■ **Page extract**:

————————

Again: "The British doctrine therefore is, that the American ante nati, by remaining in America after the treaty of peace, lost their character of British subjects. And our doctrine is, that by withdrawing from the country and adhering to the British Government, they lost, or perhaps, more properly speaking, never acquired, the character of American citizens."-Inglis v. The Sailors' Snug Harbor, 8 Peters, 122-'3.

And this is the case which shows the distinction between mere questions of domestic domicil and the more important questions as to national character. In the former, the question of domicil of a minor is settled by that of his father, or the last of the father, when he is dead; while in the latter, the national character depends upon election, whether the party be adult or minor, though the act of the father making his election may operate an election for the son, if his dissent be not made in due time.

————————

■ **Raw data**:
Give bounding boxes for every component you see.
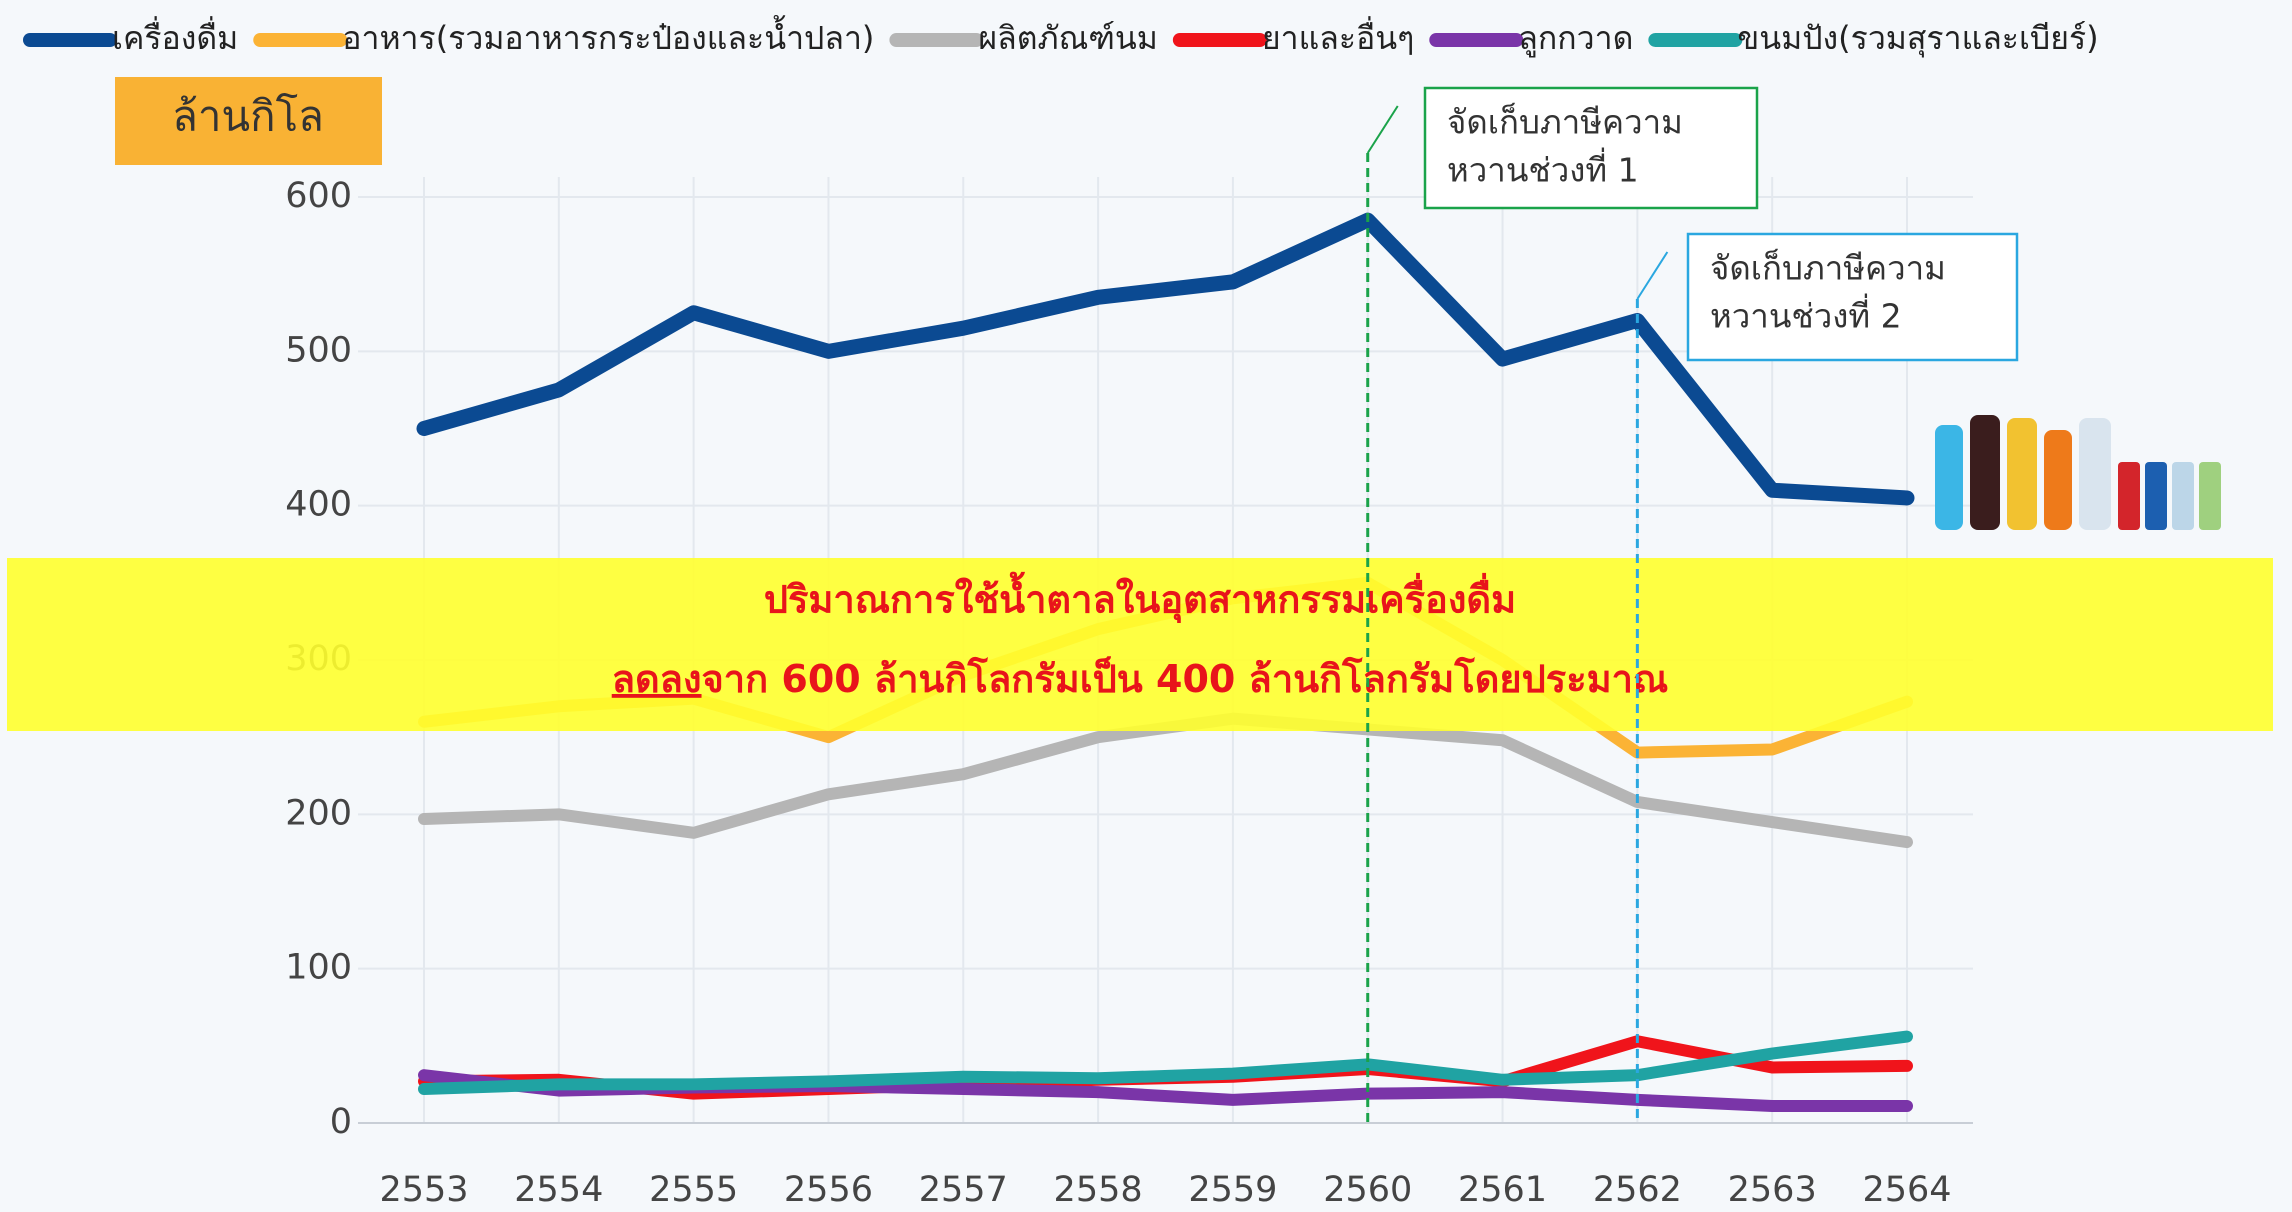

————————

■ **Exercise**: Quote the passage above on national character and citizenship word for word, starting with "And this is" and going on through "in due time.".

■ **Response to this task**:
And this is the case which shows the distinction between mere questions of domestic domicil and the more important questions as to national character. In the former, the question of domicil of a minor is settled by that of his father, or the last of the father, when he is dead; while in the latter, the national character depends upon election, whether the party be adult or minor, though the act of the father making his election may operate an election for the son, if his dissent be not made in due time.